Could you output each line of the data that follows exactly?

Stored items:
——————————
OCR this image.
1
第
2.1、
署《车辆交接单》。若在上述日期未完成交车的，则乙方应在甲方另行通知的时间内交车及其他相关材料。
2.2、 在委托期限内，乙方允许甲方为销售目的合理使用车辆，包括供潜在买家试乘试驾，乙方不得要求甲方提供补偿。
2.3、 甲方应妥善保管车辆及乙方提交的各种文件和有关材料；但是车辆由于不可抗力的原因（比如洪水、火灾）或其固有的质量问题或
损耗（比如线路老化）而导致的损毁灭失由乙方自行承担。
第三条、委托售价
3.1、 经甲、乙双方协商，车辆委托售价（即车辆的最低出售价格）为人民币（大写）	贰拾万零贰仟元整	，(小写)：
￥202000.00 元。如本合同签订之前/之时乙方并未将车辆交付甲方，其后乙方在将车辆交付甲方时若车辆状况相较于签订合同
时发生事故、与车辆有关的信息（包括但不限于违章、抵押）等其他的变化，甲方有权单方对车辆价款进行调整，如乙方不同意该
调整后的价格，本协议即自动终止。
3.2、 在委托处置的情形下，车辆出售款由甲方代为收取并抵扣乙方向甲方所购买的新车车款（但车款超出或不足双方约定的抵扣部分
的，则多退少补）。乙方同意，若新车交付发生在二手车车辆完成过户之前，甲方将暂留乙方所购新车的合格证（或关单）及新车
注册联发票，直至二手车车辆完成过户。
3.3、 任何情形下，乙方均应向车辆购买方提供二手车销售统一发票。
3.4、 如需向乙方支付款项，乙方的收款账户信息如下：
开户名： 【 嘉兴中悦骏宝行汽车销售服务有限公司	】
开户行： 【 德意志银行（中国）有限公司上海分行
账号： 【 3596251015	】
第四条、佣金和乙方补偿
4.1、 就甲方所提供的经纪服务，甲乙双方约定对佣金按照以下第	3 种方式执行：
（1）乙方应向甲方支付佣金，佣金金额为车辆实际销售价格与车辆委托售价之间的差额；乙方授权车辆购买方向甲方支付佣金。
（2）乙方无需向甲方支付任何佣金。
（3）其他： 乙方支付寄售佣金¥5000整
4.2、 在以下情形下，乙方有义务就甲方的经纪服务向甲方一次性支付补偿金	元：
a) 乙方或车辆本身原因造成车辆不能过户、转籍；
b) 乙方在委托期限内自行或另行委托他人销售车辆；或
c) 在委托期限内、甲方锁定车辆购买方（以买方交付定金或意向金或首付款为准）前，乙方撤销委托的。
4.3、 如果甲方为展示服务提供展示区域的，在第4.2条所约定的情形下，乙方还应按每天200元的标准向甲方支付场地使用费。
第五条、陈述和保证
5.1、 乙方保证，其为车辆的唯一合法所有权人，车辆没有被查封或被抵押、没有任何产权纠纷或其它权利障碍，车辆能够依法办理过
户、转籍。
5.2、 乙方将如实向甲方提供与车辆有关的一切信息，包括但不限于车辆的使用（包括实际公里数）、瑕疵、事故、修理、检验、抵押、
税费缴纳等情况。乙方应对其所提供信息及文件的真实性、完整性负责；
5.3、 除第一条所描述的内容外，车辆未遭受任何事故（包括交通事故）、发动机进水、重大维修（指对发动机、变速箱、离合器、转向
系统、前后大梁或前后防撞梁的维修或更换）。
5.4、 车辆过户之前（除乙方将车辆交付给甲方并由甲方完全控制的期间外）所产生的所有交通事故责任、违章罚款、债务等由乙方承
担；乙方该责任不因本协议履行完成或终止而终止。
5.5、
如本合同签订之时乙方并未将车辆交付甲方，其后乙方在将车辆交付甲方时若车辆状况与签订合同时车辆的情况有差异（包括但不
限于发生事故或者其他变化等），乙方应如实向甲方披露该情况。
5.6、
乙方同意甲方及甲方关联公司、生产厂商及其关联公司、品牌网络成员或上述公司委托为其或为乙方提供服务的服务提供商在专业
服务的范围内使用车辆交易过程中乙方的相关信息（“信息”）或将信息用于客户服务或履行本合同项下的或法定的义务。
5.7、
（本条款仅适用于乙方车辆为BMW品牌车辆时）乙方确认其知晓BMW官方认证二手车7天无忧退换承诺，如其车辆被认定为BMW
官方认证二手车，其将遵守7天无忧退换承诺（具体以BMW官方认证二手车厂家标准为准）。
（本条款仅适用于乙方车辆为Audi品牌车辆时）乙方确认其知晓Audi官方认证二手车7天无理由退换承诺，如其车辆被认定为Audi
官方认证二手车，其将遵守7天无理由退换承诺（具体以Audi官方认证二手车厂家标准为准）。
——————————
- [RESULT OF THE TASK]
OCR this image.
1
第
2.1、
署《车辆交接单》。若在上述日期未完成交车的，则乙方应在甲方另行通知的时间内交车及其他相关材料。
2.2、 在委托期限内，乙方允许甲方为销售目的合理使用车辆，包括供潜在买家试乘试驾，乙方不得要求甲方提供补偿。
2.3、 甲方应妥善保管车辆及乙方提交的各种文件和有关材料；但是车辆由于不可抗力的原因（比如洪水、火灾）或其固有的质量问题或
损耗（比如线路老化）而导致的损毁灭失由乙方自行承担。
第三条、委托售价
3.1、 经甲、乙双方协商，车辆委托售价（即车辆的最低出售价格）为人民币（大写）	贰拾万零贰仟元整	，(小写)：
￥202000.00 元。如本合同签订之前/之时乙方并未将车辆交付甲方，其后乙方在将车辆交付甲方时若车辆状况相较于签订合同
时发生事故、与车辆有关的信息（包括但不限于违章、抵押）等其他的变化，甲方有权单方对车辆价款进行调整，如乙方不同意该
调整后的价格，本协议即自动终止。
3.2、 在委托处置的情形下，车辆出售款由甲方代为收取并抵扣乙方向甲方所购买的新车车款（但车款超出或不足双方约定的抵扣部分
的，则多退少补）。乙方同意，若新车交付发生在二手车车辆完成过户之前，甲方将暂留乙方所购新车的合格证（或关单）及新车
注册联发票，直至二手车车辆完成过户。
3.3、 任何情形下，乙方均应向车辆购买方提供二手车销售统一发票。
3.4、 如需向乙方支付款项，乙方的收款账户信息如下：
开户名： 【 嘉兴中悦骏宝行汽车销售服务有限公司	】
开户行： 【 德意志银行（中国）有限公司上海分行
账号： 【 3596251015	】
第四条、佣金和乙方补偿
4.1、 就甲方所提供的经纪服务，甲乙双方约定对佣金按照以下第	3 种方式执行：
（1）乙方应向甲方支付佣金，佣金金额为车辆实际销售价格与车辆委托售价之间的差额；乙方授权车辆购买方向甲方支付佣金。
（2）乙方无需向甲方支付任何佣金。
（3）其他： 乙方支付寄售佣金¥5000整
4.2、 在以下情形下，乙方有义务就甲方的经纪服务向甲方一次性支付补偿金	元：
a) 乙方或车辆本身原因造成车辆不能过户、转籍；
b) 乙方在委托期限内自行或另行委托他人销售车辆；或
c) 在委托期限内、甲方锁定车辆购买方（以买方交付定金或意向金或首付款为准）前，乙方撤销委托的。
4.3、 如果甲方为展示服务提供展示区域的，在第4.2条所约定的情形下，乙方还应按每天200元的标准向甲方支付场地使用费。
第五条、陈述和保证
5.1、 乙方保证，其为车辆的唯一合法所有权人，车辆没有被查封或被抵押、没有任何产权纠纷或其它权利障碍，车辆能够依法办理过
户、转籍。
5.2、 乙方将如实向甲方提供与车辆有关的一切信息，包括但不限于车辆的使用（包括实际公里数）、瑕疵、事故、修理、检验、抵押、
税费缴纳等情况。乙方应对其所提供信息及文件的真实性、完整性负责；
5.3、 除第一条所描述的内容外，车辆未遭受任何事故（包括交通事故）、发动机进水、重大维修（指对发动机、变速箱、离合器、转向
系统、前后大梁或前后防撞梁的维修或更换）。
5.4、 车辆过户之前（除乙方将车辆交付给甲方并由甲方完全控制的期间外）所产生的所有交通事故责任、违章罚款、债务等由乙方承
担；乙方该责任不因本协议履行完成或终止而终止。
5.5、
如本合同签订之时乙方并未将车辆交付甲方，其后乙方在将车辆交付甲方时若车辆状况与签订合同时车辆的情况有差异（包括但不
限于发生事故或者其他变化等），乙方应如实向甲方披露该情况。
5.6、
乙方同意甲方及甲方关联公司、生产厂商及其关联公司、品牌网络成员或上述公司委托为其或为乙方提供服务的服务提供商在专业
服务的范围内使用车辆交易过程中乙方的相关信息（“信息”）或将信息用于客户服务或履行本合同项下的或法定的义务。
5.7、
（本条款仅适用于乙方车辆为BMW品牌车辆时）乙方确认其知晓BMW官方认证二手车7天无忧退换承诺，如其车辆被认定为BMW
官方认证二手车，其将遵守7天无忧退换承诺（具体以BMW官方认证二手车厂家标准为准）。
（本条款仅适用于乙方车辆为Audi品牌车辆时）乙方确认其知晓Audi官方认证二手车7天无理由退换承诺，如其车辆被认定为Audi
官方认证二手车，其将遵守7天无理由退换承诺（具体以Audi官方认证二手车厂家标准为准）。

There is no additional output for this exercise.